───── ENTRIES SHOWN

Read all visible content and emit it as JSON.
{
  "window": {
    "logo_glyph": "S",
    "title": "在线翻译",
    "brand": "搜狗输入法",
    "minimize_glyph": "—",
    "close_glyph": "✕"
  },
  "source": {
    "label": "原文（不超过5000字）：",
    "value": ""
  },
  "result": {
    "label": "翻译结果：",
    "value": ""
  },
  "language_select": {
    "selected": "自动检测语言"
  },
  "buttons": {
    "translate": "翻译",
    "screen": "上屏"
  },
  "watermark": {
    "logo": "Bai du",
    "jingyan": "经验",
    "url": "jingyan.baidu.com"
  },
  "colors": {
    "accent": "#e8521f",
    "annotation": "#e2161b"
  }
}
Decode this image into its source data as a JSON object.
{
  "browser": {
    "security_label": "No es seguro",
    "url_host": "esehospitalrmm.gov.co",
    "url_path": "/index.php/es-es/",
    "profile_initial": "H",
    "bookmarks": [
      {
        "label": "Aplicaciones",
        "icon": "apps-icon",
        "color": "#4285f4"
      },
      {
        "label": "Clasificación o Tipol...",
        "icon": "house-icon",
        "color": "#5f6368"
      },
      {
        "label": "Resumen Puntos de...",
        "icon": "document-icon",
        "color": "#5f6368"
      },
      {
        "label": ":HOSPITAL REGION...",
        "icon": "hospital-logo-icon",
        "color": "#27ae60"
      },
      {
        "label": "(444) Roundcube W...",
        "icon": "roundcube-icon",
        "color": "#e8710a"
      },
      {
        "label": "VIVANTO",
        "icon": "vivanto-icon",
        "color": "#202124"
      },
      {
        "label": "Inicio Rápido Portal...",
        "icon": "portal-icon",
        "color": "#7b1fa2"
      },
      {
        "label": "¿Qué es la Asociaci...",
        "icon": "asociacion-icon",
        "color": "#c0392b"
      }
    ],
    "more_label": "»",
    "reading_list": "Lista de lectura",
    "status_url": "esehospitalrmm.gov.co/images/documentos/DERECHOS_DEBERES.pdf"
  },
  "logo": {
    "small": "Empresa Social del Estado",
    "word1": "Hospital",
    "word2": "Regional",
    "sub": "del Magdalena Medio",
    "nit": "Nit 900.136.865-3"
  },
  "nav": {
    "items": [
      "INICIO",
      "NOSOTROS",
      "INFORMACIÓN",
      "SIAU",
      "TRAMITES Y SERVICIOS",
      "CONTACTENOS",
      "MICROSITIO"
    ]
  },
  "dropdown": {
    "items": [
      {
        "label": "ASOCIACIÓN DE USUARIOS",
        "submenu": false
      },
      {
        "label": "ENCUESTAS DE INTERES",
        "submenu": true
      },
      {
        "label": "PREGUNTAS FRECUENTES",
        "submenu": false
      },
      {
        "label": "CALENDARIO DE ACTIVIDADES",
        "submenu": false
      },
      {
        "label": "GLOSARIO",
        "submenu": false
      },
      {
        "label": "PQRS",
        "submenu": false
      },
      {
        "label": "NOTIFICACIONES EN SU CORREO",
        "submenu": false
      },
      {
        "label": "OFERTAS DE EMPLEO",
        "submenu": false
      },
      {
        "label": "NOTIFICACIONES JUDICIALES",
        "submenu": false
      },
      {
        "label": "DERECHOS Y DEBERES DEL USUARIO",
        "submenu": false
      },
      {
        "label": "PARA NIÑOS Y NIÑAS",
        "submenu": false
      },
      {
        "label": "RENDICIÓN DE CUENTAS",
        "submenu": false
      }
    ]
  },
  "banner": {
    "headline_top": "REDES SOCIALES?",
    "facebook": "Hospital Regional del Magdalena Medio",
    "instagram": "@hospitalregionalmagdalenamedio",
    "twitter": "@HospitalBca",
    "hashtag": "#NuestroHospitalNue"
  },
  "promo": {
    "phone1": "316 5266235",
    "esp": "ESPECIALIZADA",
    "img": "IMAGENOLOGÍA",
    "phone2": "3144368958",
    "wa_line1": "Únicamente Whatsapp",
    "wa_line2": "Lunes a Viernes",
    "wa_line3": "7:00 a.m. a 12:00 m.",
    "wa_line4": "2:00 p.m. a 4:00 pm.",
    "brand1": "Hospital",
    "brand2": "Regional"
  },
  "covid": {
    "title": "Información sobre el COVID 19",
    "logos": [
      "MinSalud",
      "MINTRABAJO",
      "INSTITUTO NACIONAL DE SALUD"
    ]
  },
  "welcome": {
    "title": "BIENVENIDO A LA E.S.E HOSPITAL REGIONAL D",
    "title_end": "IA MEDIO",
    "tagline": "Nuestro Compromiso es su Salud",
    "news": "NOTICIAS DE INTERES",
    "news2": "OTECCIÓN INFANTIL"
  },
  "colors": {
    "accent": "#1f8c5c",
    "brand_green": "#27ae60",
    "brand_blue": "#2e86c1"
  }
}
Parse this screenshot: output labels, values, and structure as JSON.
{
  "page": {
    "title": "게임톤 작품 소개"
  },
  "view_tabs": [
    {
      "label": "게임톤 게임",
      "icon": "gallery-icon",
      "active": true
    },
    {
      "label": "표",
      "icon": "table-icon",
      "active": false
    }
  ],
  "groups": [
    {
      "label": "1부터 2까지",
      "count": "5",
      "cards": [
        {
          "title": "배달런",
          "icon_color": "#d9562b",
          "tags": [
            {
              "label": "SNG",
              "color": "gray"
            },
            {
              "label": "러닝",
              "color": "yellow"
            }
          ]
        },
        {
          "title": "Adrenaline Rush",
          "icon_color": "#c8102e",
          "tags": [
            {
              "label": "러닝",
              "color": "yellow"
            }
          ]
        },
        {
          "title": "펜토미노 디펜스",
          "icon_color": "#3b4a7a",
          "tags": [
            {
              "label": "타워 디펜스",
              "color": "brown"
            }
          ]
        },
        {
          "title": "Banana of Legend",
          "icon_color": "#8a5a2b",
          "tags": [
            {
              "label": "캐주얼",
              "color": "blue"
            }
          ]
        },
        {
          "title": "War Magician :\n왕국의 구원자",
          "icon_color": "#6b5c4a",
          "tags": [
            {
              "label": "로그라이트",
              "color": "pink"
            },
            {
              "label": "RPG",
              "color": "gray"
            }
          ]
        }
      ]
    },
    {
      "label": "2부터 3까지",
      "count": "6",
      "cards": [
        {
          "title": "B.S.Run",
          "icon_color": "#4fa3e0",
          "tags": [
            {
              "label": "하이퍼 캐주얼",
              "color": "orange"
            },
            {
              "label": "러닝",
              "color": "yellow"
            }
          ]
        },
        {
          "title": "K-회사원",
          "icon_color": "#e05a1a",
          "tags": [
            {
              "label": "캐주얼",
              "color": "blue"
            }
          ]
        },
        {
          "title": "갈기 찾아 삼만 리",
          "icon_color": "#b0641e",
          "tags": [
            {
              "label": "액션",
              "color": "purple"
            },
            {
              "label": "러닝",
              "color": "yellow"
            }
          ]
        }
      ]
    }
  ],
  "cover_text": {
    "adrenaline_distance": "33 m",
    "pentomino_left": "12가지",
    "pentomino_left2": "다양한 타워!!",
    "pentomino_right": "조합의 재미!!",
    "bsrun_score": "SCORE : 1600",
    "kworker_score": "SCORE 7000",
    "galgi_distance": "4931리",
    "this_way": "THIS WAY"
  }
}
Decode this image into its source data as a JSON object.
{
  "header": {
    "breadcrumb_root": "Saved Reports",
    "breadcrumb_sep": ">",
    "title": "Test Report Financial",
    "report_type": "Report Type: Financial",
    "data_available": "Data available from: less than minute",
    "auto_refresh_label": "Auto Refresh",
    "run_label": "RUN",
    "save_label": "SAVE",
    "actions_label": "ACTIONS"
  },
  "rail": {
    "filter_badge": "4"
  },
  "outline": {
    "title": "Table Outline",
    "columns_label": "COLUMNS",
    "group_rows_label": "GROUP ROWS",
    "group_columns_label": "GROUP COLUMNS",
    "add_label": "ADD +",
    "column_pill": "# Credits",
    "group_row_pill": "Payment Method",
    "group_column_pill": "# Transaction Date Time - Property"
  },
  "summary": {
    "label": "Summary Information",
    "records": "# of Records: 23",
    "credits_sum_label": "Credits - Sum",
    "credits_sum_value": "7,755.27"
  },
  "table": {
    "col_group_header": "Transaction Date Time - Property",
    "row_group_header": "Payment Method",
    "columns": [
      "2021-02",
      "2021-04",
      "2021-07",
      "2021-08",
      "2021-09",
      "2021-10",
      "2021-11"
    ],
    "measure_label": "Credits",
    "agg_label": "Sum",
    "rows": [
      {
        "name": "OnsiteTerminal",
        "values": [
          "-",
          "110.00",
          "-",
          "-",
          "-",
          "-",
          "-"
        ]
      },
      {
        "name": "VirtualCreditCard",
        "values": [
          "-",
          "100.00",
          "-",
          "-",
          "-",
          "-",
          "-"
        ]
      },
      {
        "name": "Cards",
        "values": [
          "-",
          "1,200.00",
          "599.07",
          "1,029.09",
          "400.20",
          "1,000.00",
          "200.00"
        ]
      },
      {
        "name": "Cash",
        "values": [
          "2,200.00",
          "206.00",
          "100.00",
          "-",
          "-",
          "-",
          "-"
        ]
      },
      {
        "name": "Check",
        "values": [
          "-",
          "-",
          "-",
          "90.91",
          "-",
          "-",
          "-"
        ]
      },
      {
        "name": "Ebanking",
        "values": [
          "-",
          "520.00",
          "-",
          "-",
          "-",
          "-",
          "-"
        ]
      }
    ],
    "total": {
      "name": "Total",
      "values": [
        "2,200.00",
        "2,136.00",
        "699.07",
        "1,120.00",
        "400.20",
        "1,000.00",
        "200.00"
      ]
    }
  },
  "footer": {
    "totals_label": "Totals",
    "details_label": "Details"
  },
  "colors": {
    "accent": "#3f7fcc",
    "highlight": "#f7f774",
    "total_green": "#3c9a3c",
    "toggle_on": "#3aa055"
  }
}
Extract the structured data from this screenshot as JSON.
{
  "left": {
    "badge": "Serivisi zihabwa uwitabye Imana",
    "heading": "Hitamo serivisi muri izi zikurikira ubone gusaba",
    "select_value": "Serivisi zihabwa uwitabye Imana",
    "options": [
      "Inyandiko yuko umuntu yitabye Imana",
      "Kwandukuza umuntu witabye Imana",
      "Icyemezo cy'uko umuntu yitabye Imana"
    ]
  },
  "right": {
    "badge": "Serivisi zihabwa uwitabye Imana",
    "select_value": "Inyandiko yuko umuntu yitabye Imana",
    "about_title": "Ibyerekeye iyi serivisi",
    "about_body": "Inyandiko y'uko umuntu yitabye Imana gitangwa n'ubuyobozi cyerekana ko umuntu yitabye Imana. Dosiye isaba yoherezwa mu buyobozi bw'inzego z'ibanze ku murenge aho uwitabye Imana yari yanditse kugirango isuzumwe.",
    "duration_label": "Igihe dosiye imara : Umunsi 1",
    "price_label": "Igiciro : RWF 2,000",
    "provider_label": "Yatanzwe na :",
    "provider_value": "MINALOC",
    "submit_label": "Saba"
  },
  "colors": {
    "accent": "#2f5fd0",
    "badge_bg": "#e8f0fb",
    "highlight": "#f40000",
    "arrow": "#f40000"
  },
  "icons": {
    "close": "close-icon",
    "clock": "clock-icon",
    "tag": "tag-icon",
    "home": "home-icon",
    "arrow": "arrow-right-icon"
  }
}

──────────

** WHAT TO PRODUCE **
Among the entries above, how many lines include the word "Date"? Give the number with no comment.

** EXERCISE ANSWER **
2